Aufgaben zur Übung.
1. Prüfe anhand des Textauszugs über die ORF-Bewegtbildstudie, ob die folgenden Aussagen zutreffen. Beantworte jede mit Ja oder Nein und zitiere die entscheidenden Worte des Textauszugs wörtlich.
(a) Beim Publikum zwischen 14 und 29 Jahren fiel der Anteil des linearen Fernsehens von 66 auf 33 Prozent.
(b) Die Befragung für die Bewegtbildstudie findet jeweils im Herbst statt.
(c) Anfang 2020 entfielen 19 Prozent der Bewegtbildnutzungszeit auf Video-Streaming.
2. Gib den Textauszug über die ORF-Bewegtbildstudie wörtlich wieder, beginnend mit „Foto: AP/Jenny Kane“ und fortlaufend bis einschließlich „jeweils im Jänner/Februar.“.
3. Setze den Textauszug über die ORF-Bewegtbildstudie im Anschluss an seinen letzten Satz fort.

Textauszug.
···

ORF-Chef Alexander Wrabetz wünscht sich für seinen ORF-Player auch einen ORF-Knopf auf den Fernbedienungen.

Foto: AP/Jenny Kane

Erste Daten aus der bisher unveröffentlichten Bewegtbildstudie 2020 zeigte ORF-Chef Alexander Wrabetz am Donnerstag seinen Publikumsräten. Sie sollten die Dringlichkeit der geplanten großen (und schon lange vorbereiteten) Streamingplattform ORF-Player verdeutlichen.

Der Anteil des klassischen linearen Fernsehens am Bewegtbildkonsum der 14- bis 29-Jährigen hat sich in Österreich von 2016 bis 2020 exakt halbiert. 2016 machte lineares Fernsehen laut GfK-Umfrage für die sogenannte Bewegtbildstudie 66 Prozent der TV-Nutzung der jüngsten hier erhobenen Zielgruppe aus; 2020 waren es nur noch 33 Prozent der täglichen Videonutzungszeit. Befragt wird jeweils im Jänner/Februar.

Video-Streaming legte in diesen fünf Befragungsjahren beim Publikum unter 30 Jahren um 147 Prozent zu, wie Wrabetz' Präsentation betonte – also die Nutzungszeit von Streamingplattformen wie Youtube, Netflix, Amazon Prime und Dazn und vielen anderen.

2016 machte dieses Video-Streaming laut GfK noch 19 Prozent der Bewegtbildnutzungszeit aus. Anfang 2020 waren es 47 Prozent.

Wrabetz' Präsentation fasst weitere Nutzungsmöglichkeiten von TV-Programm in einer gemeinsamen Kategorie zusammen – also Streaming von TV-Inhalten, Nutzung on demand über TVtheken etwa und aufgezeichnete TV-Inhalte. Sie legten zusammengerechnet – wiederum beim Publikum unter 30 – von neun auf 16 Prozent der Bewegtbildnutzungszeit zu.

···

Material.
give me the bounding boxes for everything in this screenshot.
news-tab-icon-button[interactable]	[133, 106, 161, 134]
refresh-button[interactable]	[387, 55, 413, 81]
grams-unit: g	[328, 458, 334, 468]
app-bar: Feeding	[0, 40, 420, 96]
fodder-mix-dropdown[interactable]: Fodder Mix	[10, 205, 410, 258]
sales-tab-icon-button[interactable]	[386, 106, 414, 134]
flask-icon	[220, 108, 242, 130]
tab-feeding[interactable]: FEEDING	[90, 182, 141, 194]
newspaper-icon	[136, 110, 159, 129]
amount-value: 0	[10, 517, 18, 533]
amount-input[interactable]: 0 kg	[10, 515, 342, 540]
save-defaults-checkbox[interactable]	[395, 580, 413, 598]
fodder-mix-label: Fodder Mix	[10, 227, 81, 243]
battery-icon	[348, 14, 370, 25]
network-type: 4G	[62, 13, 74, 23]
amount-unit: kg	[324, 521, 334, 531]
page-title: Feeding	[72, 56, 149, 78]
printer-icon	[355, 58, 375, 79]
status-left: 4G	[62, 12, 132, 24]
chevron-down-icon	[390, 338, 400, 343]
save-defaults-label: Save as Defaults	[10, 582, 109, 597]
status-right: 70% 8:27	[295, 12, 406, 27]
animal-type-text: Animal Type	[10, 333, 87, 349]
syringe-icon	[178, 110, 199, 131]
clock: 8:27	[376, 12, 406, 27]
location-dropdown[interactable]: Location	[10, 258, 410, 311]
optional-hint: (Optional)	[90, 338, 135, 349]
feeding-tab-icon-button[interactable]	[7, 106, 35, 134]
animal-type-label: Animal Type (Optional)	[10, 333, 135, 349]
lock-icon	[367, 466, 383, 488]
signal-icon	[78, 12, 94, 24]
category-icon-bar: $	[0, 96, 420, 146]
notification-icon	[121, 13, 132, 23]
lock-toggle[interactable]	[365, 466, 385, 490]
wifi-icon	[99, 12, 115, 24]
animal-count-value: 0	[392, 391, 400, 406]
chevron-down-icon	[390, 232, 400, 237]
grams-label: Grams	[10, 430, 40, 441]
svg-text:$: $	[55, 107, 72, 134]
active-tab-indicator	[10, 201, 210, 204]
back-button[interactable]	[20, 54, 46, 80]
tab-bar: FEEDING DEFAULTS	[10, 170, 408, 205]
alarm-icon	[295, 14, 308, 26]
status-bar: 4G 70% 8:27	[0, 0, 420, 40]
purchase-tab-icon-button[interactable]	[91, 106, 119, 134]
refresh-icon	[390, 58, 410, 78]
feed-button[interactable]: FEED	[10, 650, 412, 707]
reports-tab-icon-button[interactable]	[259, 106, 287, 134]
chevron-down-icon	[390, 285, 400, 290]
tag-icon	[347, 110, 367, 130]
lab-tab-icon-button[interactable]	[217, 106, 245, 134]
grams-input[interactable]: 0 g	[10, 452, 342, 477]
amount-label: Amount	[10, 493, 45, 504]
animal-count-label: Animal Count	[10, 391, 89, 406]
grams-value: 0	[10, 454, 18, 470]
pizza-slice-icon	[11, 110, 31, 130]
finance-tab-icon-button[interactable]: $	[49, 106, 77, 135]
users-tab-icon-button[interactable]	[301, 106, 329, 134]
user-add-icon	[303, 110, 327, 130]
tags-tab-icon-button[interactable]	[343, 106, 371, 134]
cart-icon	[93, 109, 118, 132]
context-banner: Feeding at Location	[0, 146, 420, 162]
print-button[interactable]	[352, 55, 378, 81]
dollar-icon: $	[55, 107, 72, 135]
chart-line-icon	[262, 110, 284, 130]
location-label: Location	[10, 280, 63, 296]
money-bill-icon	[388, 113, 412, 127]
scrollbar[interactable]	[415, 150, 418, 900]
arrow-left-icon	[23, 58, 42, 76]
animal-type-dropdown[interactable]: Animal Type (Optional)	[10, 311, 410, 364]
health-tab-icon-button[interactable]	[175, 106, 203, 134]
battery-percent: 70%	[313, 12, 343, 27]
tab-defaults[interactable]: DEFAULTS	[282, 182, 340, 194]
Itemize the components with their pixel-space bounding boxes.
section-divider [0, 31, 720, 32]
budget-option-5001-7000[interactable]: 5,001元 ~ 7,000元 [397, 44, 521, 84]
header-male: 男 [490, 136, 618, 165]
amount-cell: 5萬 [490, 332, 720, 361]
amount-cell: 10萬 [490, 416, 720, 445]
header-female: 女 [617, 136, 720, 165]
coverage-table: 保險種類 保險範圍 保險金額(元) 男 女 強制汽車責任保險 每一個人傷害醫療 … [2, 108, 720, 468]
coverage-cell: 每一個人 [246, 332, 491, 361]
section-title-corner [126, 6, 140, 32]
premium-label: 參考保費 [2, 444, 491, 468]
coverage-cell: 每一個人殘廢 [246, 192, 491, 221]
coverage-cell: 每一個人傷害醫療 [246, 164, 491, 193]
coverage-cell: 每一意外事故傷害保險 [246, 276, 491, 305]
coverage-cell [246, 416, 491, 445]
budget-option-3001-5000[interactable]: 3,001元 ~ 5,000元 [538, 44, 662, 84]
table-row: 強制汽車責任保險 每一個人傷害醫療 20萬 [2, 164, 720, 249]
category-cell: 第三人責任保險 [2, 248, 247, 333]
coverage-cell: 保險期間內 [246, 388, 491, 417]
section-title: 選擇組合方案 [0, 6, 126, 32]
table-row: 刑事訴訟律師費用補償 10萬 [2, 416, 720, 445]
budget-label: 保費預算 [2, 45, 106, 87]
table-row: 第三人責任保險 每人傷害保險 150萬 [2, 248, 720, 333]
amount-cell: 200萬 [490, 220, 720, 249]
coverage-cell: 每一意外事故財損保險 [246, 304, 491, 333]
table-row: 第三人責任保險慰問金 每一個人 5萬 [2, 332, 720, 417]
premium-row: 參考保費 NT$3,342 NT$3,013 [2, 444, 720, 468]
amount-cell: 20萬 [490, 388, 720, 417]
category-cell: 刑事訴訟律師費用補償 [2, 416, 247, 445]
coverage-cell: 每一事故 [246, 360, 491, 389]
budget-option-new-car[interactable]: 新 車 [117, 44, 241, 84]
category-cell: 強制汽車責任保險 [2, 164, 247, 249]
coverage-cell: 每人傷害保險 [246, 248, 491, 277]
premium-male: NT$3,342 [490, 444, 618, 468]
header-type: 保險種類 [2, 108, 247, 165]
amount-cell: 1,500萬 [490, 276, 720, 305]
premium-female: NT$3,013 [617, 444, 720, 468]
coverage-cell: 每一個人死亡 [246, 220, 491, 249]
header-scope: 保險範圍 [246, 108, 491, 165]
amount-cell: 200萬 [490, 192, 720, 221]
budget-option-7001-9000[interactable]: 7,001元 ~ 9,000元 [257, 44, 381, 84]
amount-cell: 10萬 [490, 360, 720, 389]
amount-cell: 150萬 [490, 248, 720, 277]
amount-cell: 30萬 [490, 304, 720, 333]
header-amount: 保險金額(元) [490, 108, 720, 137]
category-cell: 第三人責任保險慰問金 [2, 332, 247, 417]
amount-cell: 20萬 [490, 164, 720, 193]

···

Antworten je Aufgabe.
1.
(a) Ja: „2016 machte lineares Fernsehen laut GfK-Umfrage für die sogenannte Bewegtbildstudie 66 Prozent der TV-Nutzung der jüngsten hier erhobenen Zielgruppe aus; 2020 waren es nur noch 33 Prozent der täglichen Videonutzungszeit.“
(b) Nein: „Befragt wird jeweils im Jänner/Februar.“
(c) Nein: „Anfang 2020 waren es 47 Prozent.“

2.
Foto: AP/Jenny Kane

Erste Daten aus der bisher unveröffentlichten Bewegtbildstudie 2020 zeigte ORF-Chef Alexander Wrabetz am Donnerstag seinen Publikumsräten. Sie sollten die Dringlichkeit der geplanten großen (und schon lange vorbereiteten) Streamingplattform ORF-Player verdeutlichen.

Der Anteil des klassischen linearen Fernsehens am Bewegtbildkonsum der 14- bis 29-Jährigen hat sich in Österreich von 2016 bis 2020 exakt halbiert. 2016 machte lineares Fernsehen laut GfK-Umfrage für die sogenannte Bewegtbildstudie 66 Prozent der TV-Nutzung der jüngsten hier erhobenen Zielgruppe aus; 2020 waren es nur noch 33 Prozent der täglichen Videonutzungszeit. Befragt wird jeweils im Jänner/Februar.

3.
Die Nutzungszeit des Fernsehens ist laut ORF auch in dieser Zielgruppe stabil, sein Anteil an der Bewegtbildnutzung insgesamt sinkt aber mit steigender Streamingnutzung.

Die Bewegtbildstudie wird von GfK für die Rundfunk- und Telekomregulierungsgesellschaft (RTR) und die Arbeitsgemeinschaft Teletest der TV-Sender durchgeführt. Die aktuelle Studie 2020 wird bei den österreichischen Medientagen in der vorletzten Septemberwoche ausführlicher präsentiert.

Wünsche an den Gesetzgeber

Wrabetz präsentierte dem Publikumsrat, welche Änderungen des ORF-Gesetzes es aus seiner Sicht für den ORF-Player braucht, der nach jüngsten Ankündigungen vor dem Sommer 2021 starten soll, unmittelbar vor der Bestellung der nächsten ORF-Führung.

Die Liste laut Wrabetz "notwendiger Rahmenbedingungen":

  • Online first und Online only für Live-Bewegtbild und Video on Demand sollten erlaubt werden
  • Wegfall der ORF-gesetzlichen Beschränkungen für Smartphones und Tablets
  • Aufhebung der Sieben-Tage-Beschränkung für späteren Abruf von Sendungen und Beiträgen
  • "Nutzungsmöglichkeiten von Archivinhalten"
  • "Voraussetzungen für Österreich-Login und Kooperation mit Dritten"
  • "Zeitgemäße Werbemöglichkeiten im Online-Bereich"
  • "Dynamische Entwicklungsmöglichkeiten, Reduktion von Auftragsprüfungen"
  • "Aufhebung des Cross-Promotion-Verbots".

Der Medienbeauftragte von Kanzler Sebastian Kurz, Gerald Fleischmann, hat eine Digitalnovelle des ORF-Gesetzes angekündigt.

Kinderprogramm und Volksgruppen

Der Publikumsrat hat wiederum Wünsche an den ORF-Player. In einer "Empfehlung" erhofft das Aufsichtsorgan des öffentlich-rechtlichen Rundfunks, dass auch seine Anliegen an die ORF-Programme mit dem Player "besser erfüllt werden". Als Beispiele führt die Empfehlung an:

  • ein zeitlich flexibel abrufbares Kinderprogramm
  • die bessere Versorgung der Volksgruppen
  • barrierefreier Zugang zu ORF-Inhalten für Menschen mit Behinderungen beziehungsweise Beeinträchtigungen.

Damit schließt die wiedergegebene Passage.